GIVEN RECORDS -

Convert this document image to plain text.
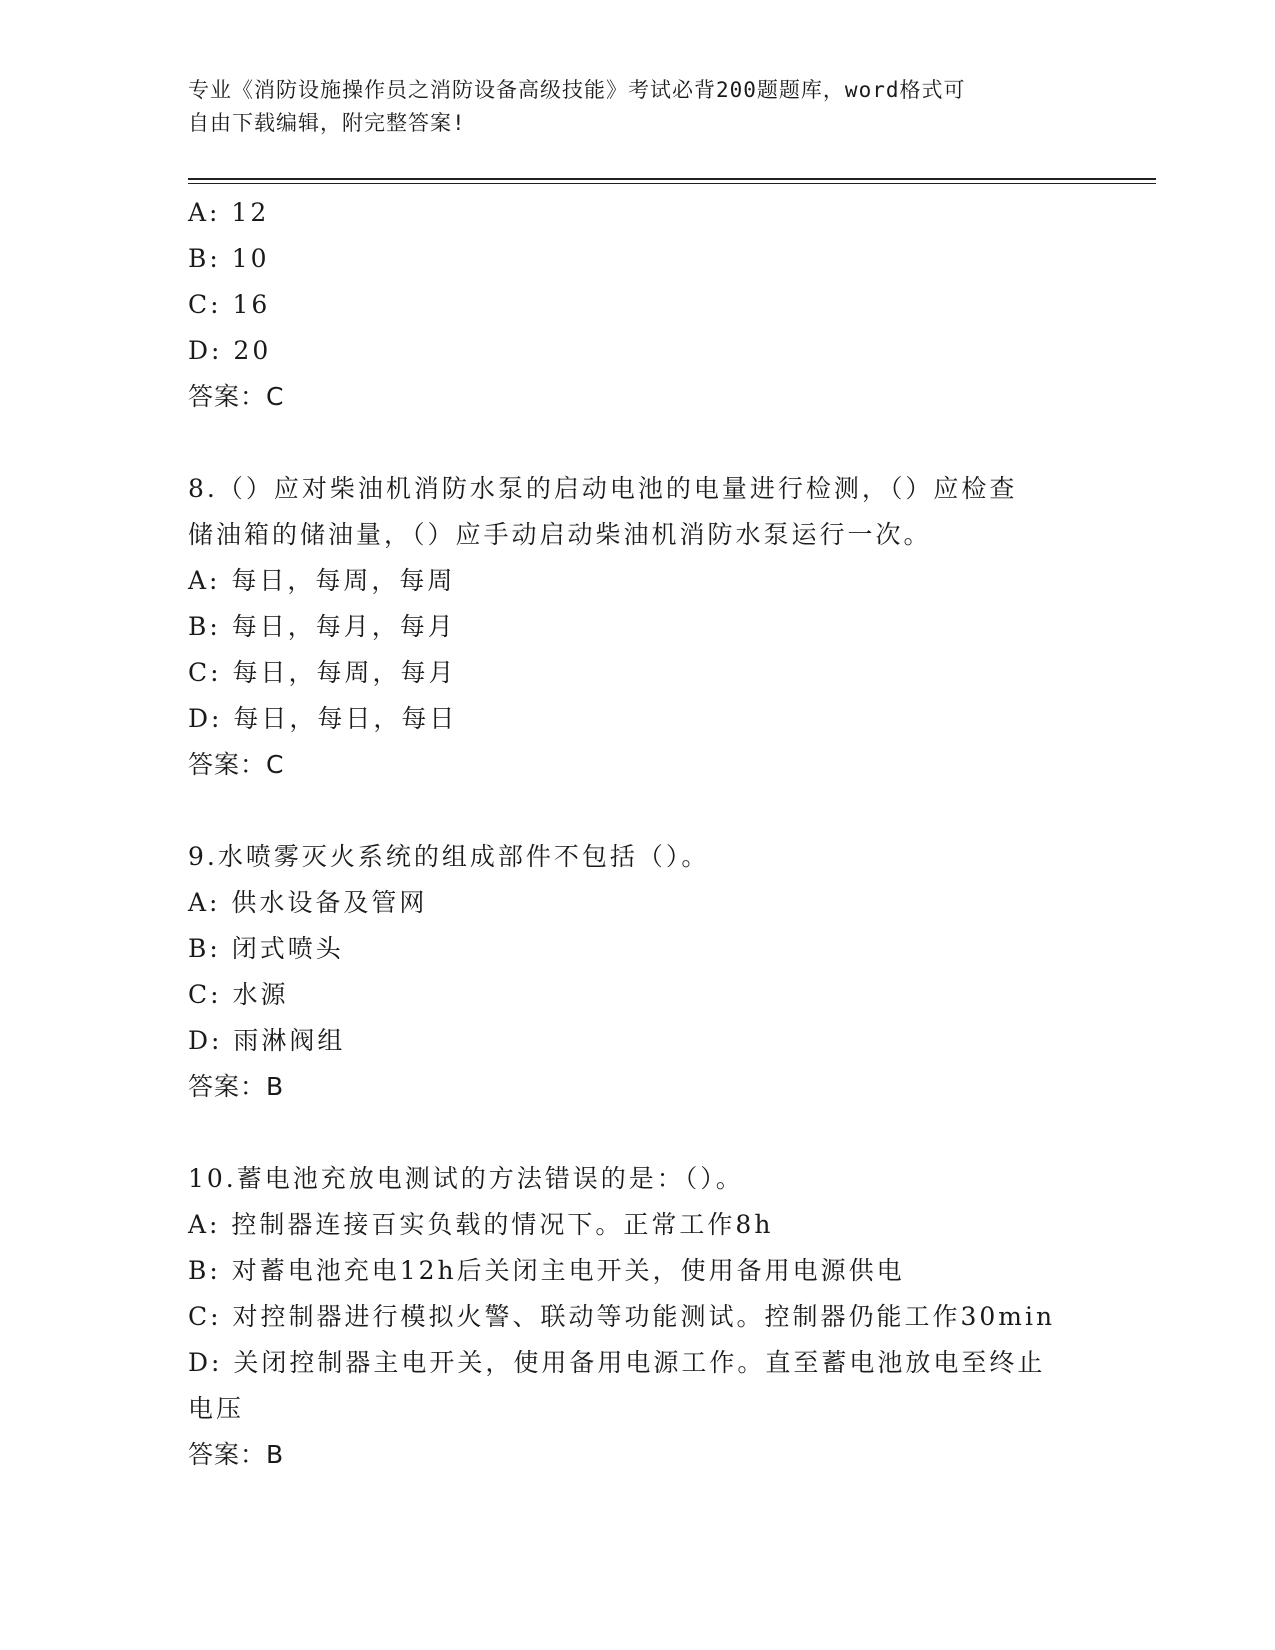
专业《消防设施操作员之消防设备高级技能》考试必背200题题库，word格式可
自由下载编辑，附完整答案!
A: 12
B: 10
C: 16
D: 20
答案：C
8.（）应对柴油机消防水泵的启动电池的电量进行检测，（）应检查
储油箱的储油量，（）应手动启动柴油机消防水泵运行一次。
A: 每日，每周，每周
B: 每日，每月，每月
C: 每日，每周，每月
D: 每日，每日，每日
答案：C
9.水喷雾灭火系统的组成部件不包括（）。
A: 供水设备及管网
B: 闭式喷头
C: 水源
D: 雨淋阀组
答案：B
10.蓄电池充放电测试的方法错误的是：（）。
A: 控制器连接百实负载的情况下。正常工作8h
B: 对蓄电池充电12h后关闭主电开关，使用备用电源供电
C: 对控制器进行模拟火警、联动等功能测试。控制器仍能工作30min
D: 关闭控制器主电开关，使用备用电源工作。直至蓄电池放电至终止
电压
答案：B
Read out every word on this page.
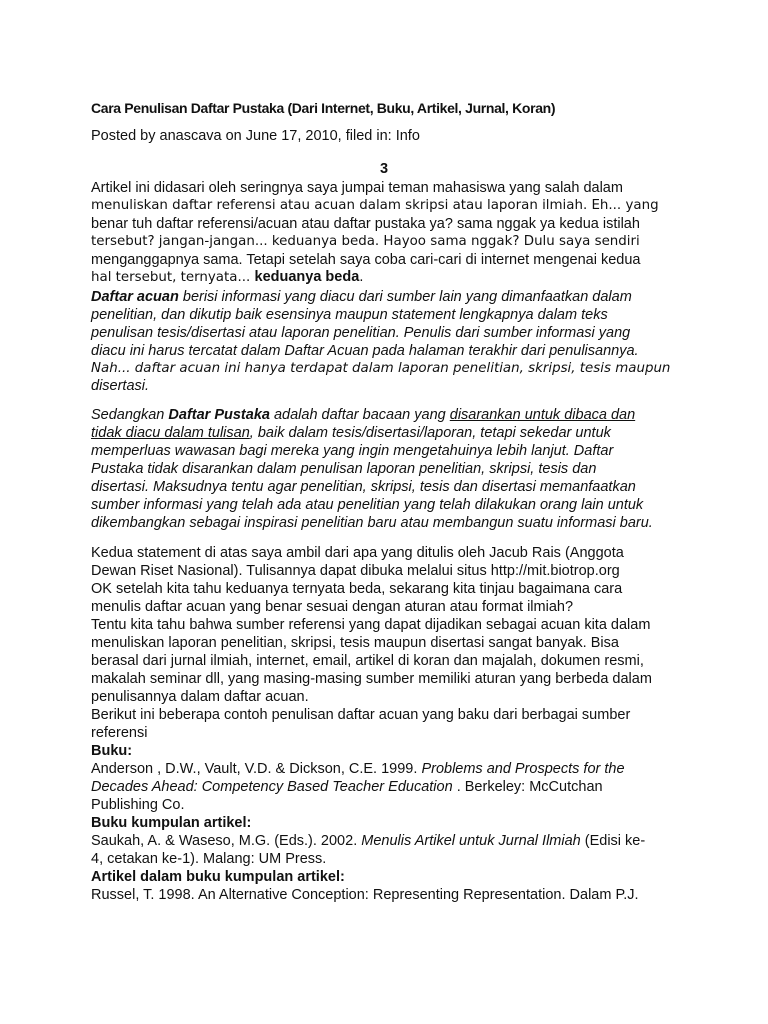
Cara Penulisan Daftar Pustaka (Dari Internet, Buku, Artikel, Jurnal, Koran)
Posted by anascava on June 17, 2010, filed in: Info
3
Artikel ini didasari oleh seringnya saya jumpai teman mahasiswa yang salah dalam
menuliskan daftar referensi atau acuan dalam skripsi atau laporan ilmiah. Eh... yang
benar tuh daftar referensi/acuan atau daftar pustaka ya? sama nggak ya kedua istilah
tersebut? jangan-jangan... keduanya beda. Hayoo sama nggak? Dulu saya sendiri
menganggapnya sama. Tetapi setelah saya coba cari-cari di internet mengenai kedua
hal tersebut, ternyata... keduanya beda.
Daftar acuan berisi informasi yang diacu dari sumber lain yang dimanfaatkan dalam
penelitian, dan dikutip baik esensinya maupun statement lengkapnya dalam teks
penulisan tesis/disertasi atau laporan penelitian. Penulis dari sumber informasi yang
diacu ini harus tercatat dalam Daftar Acuan pada halaman terakhir dari penulisannya.
Nah... daftar acuan ini hanya terdapat dalam laporan penelitian, skripsi, tesis maupun
disertasi.
Sedangkan Daftar Pustaka adalah daftar bacaan yang disarankan untuk dibaca dan
tidak diacu dalam tulisan, baik dalam tesis/disertasi/laporan, tetapi sekedar untuk
memperluas wawasan bagi mereka yang ingin mengetahuinya lebih lanjut. Daftar
Pustaka tidak disarankan dalam penulisan laporan penelitian, skripsi, tesis dan
disertasi. Maksudnya tentu agar penelitian, skripsi, tesis dan disertasi memanfaatkan
sumber informasi yang telah ada atau penelitian yang telah dilakukan orang lain untuk
dikembangkan sebagai inspirasi penelitian baru atau membangun suatu informasi baru.
Kedua statement di atas saya ambil dari apa yang ditulis oleh Jacub Rais (Anggota
Dewan Riset Nasional). Tulisannya dapat dibuka melalui situs http://mit.biotrop.org
OK setelah kita tahu keduanya ternyata beda, sekarang kita tinjau bagaimana cara
menulis daftar acuan yang benar sesuai dengan aturan atau format ilmiah?
Tentu kita tahu bahwa sumber referensi yang dapat dijadikan sebagai acuan kita dalam
menuliskan laporan penelitian, skripsi, tesis maupun disertasi sangat banyak. Bisa
berasal dari jurnal ilmiah, internet, email, artikel di koran dan majalah, dokumen resmi,
makalah seminar dll, yang masing-masing sumber memiliki aturan yang berbeda dalam
penulisannya dalam daftar acuan.
Berikut ini beberapa contoh penulisan daftar acuan yang baku dari berbagai sumber
referensi
Buku:
Anderson , D.W., Vault, V.D. & Dickson, C.E. 1999. Problems and Prospects for the
Decades Ahead: Competency Based Teacher Education . Berkeley: McCutchan
Publishing Co.
Buku kumpulan artikel:
Saukah, A. & Waseso, M.G. (Eds.). 2002. Menulis Artikel untuk Jurnal Ilmiah (Edisi ke-
4, cetakan ke-1). Malang: UM Press.
Artikel dalam buku kumpulan artikel:
Russel, T. 1998. An Alternative Conception: Representing Representation. Dalam P.J.
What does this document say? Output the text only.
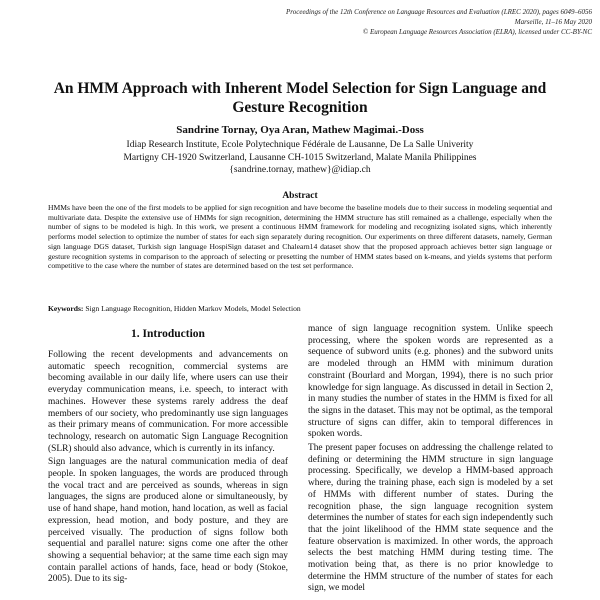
Proceedings of the 12th Conference on Language Resources and Evaluation (LREC 2020), pages 6049–6056
Marseille, 11–16 May 2020
© European Language Resources Association (ELRA), licensed under CC-BY-NC
An HMM Approach with Inherent Model Selection for Sign Language and
Gesture Recognition
Sandrine Tornay, Oya Aran, Mathew Magimai.-Doss
Idiap Research Institute, Ecole Polytechnique Fédérale de Lausanne, De La Salle Univerity
Martigny CH-1920 Switzerland, Lausanne CH-1015 Switzerland, Malate Manila Philippines
{sandrine.tornay, mathew}@idiap.ch
Abstract
HMMs have been the one of the first models to be applied for sign recognition and have become the baseline models due to their success in modeling sequential and multivariate data. Despite the extensive use of HMMs for sign recognition, determining the HMM structure has still remained as a challenge, especially when the number of signs to be modeled is high. In this work, we present a continuous HMM framework for modeling and recognizing isolated signs, which inherently performs model selection to optimize the number of states for each sign separately during recognition. Our experiments on three different datasets, namely, German sign language DGS dataset, Turkish sign language HospiSign dataset and Chalearn14 dataset show that the proposed approach achieves better sign language or gesture recognition systems in comparison to the approach of selecting or presetting the number of HMM states based on k-means, and yields systems that perform competitive to the case where the number of states are determined based on the test set performance.
Keywords: Sign Language Recognition, Hidden Markov Models, Model Selection
1. Introduction

Following the recent developments and advancements on automatic speech recognition, commercial systems are becoming available in our daily life, where users can use their everyday communication means, i.e. speech, to interact with machines. However these systems rarely address the deaf members of our society, who predominantly use sign languages as their primary means of communication. For more accessible technology, research on automatic Sign Language Recognition (SLR) should also advance, which is currently in its infancy.

Sign languages are the natural communication media of deaf people. In spoken languages, the words are produced through the vocal tract and are perceived as sounds, whereas in sign languages, the signs are produced alone or simultaneously, by use of hand shape, hand motion, hand location, as well as facial expression, head motion, and body posture, and they are perceived visually. The production of signs follow both sequential and parallel nature: signs come one after the other showing a sequential behavior; at the same time each sign may contain parallel actions of hands, face, head or body (Stokoe, 2005). Due to its sig-

mance of sign language recognition system. Unlike speech processing, where the spoken words are represented as a sequence of subword units (e.g. phones) and the subword units are modeled through an HMM with minimum duration constraint (Bourlard and Morgan, 1994), there is no such prior knowledge for sign language. As discussed in detail in Section 2, in many studies the number of states in the HMM is fixed for all the signs in the dataset. This may not be optimal, as the temporal structure of signs can differ, akin to temporal differences in spoken words.

The present paper focuses on addressing the challenge related to defining or determining the HMM structure in sign language processing. Specifically, we develop a HMM-based approach where, during the training phase, each sign is modeled by a set of HMMs with different number of states. During the recognition phase, the sign language recognition system determines the number of states for each sign independently such that the joint likelihood of the HMM state sequence and the feature observation is maximized. In other words, the approach selects the best matching HMM during testing time. The motivation being that, as there is no prior knowledge to determine the HMM structure of the number of states for each sign, we model
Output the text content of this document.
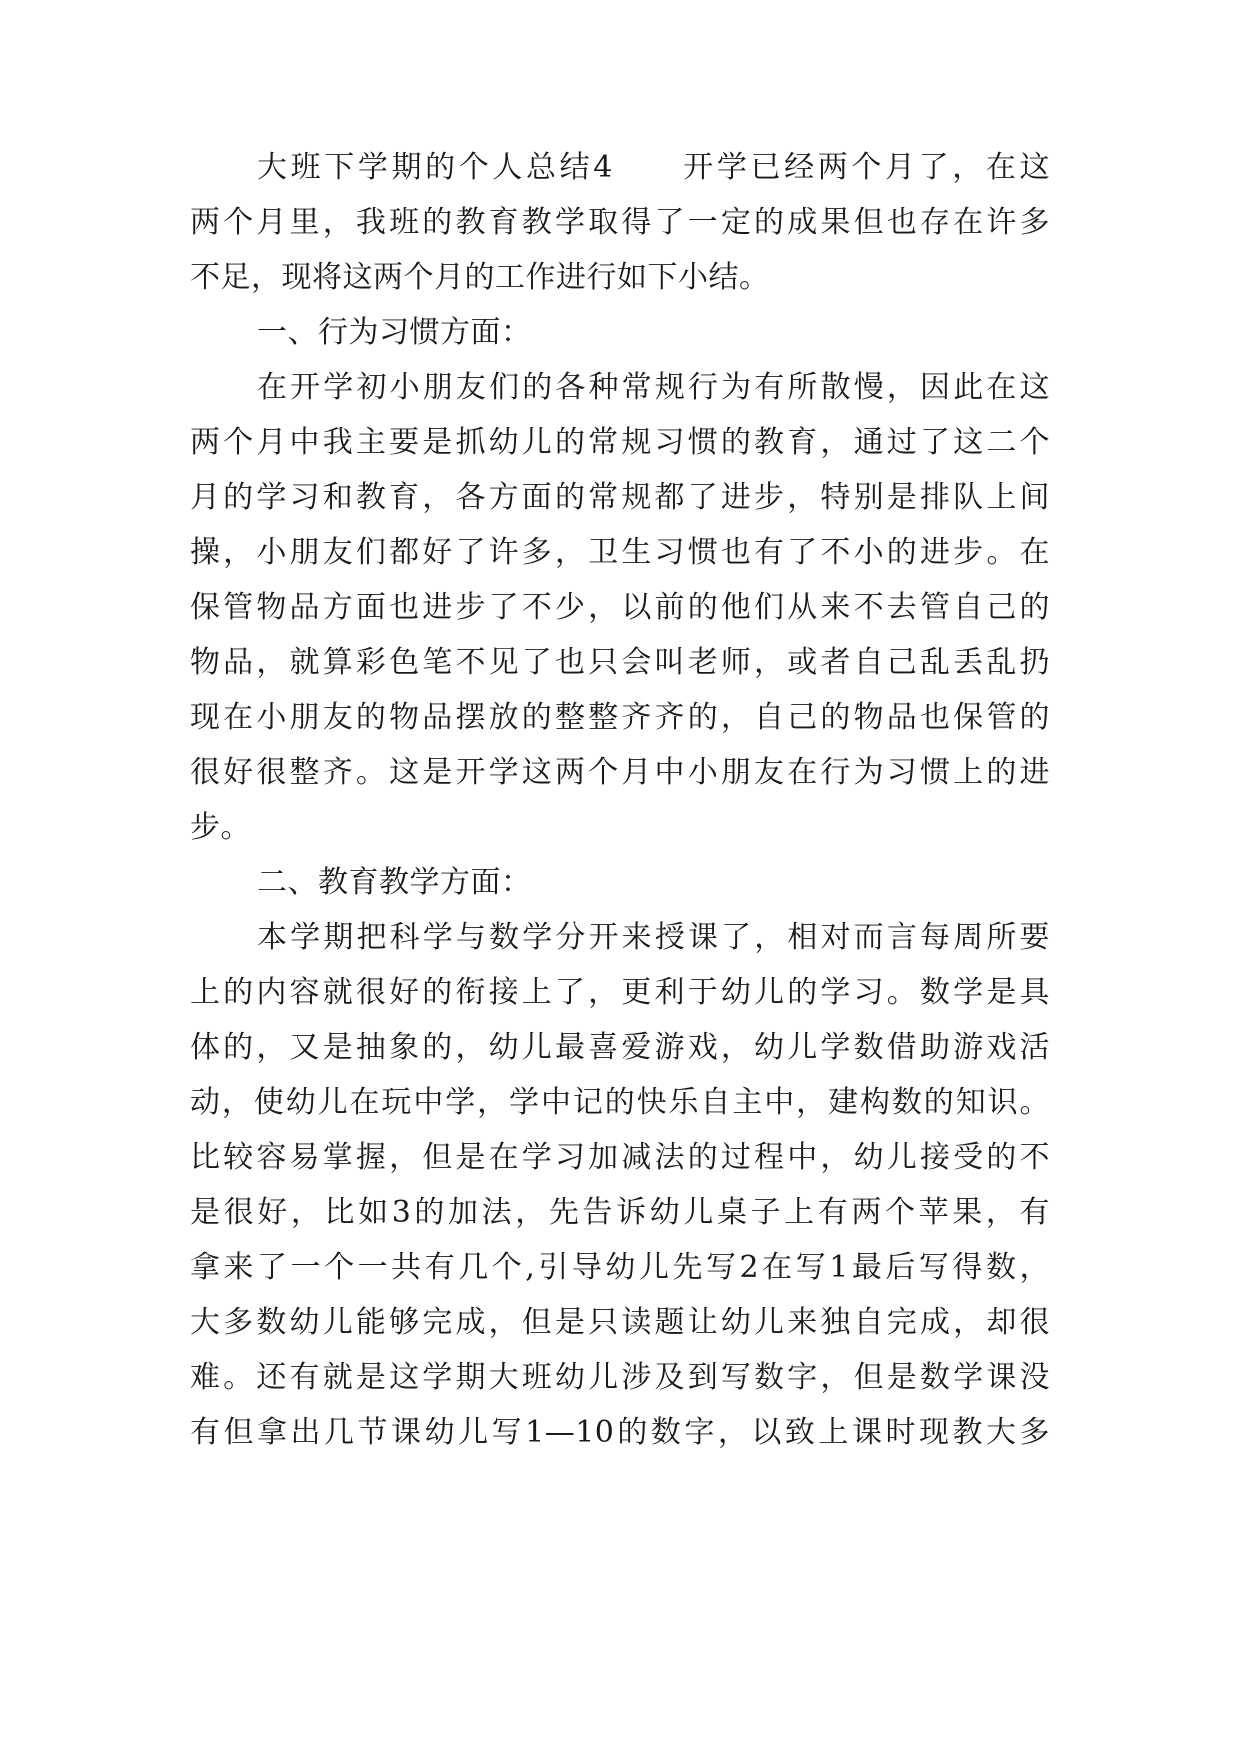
大班下学期的个人总结4　　开学已经两个月了，在这
两个月里，我班的教育教学取得了一定的成果但也存在许多
不足，现将这两个月的工作进行如下小结。
一、行为习惯方面：
在开学初小朋友们的各种常规行为有所散慢，因此在这
两个月中我主要是抓幼儿的常规习惯的教育，通过了这二个
月的学习和教育，各方面的常规都了进步，特别是排队上间
操，小朋友们都好了许多，卫生习惯也有了不小的进步。在
保管物品方面也进步了不少，以前的他们从来不去管自己的
物品，就算彩色笔不见了也只会叫老师，或者自己乱丢乱扔
现在小朋友的物品摆放的整整齐齐的，自己的物品也保管的
很好很整齐。这是开学这两个月中小朋友在行为习惯上的进
步。
二、教育教学方面：
本学期把科学与数学分开来授课了，相对而言每周所要
上的内容就很好的衔接上了，更利于幼儿的学习。数学是具
体的，又是抽象的，幼儿最喜爱游戏，幼儿学数借助游戏活
动，使幼儿在玩中学，学中记的快乐自主中，建构数的知识。
比较容易掌握，但是在学习加减法的过程中，幼儿接受的不
是很好，比如3的加法，先告诉幼儿桌子上有两个苹果，有
拿来了一个一共有几个,引导幼儿先写2在写1最后写得数，
大多数幼儿能够完成，但是只读题让幼儿来独自完成，却很
难。还有就是这学期大班幼儿涉及到写数字，但是数学课没
有但拿出几节课幼儿写1—10的数字，以致上课时现教大多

WHAT YOU HAVE TO DO - Each line holding "tidak" must be found and copied.

TASK RESULT -
tidak diacu dalam tulisan, baik dalam tesis/disertasi/laporan, tetapi sekedar untuk
Pustaka tidak disarankan dalam penulisan laporan penelitian, skripsi, tesis dan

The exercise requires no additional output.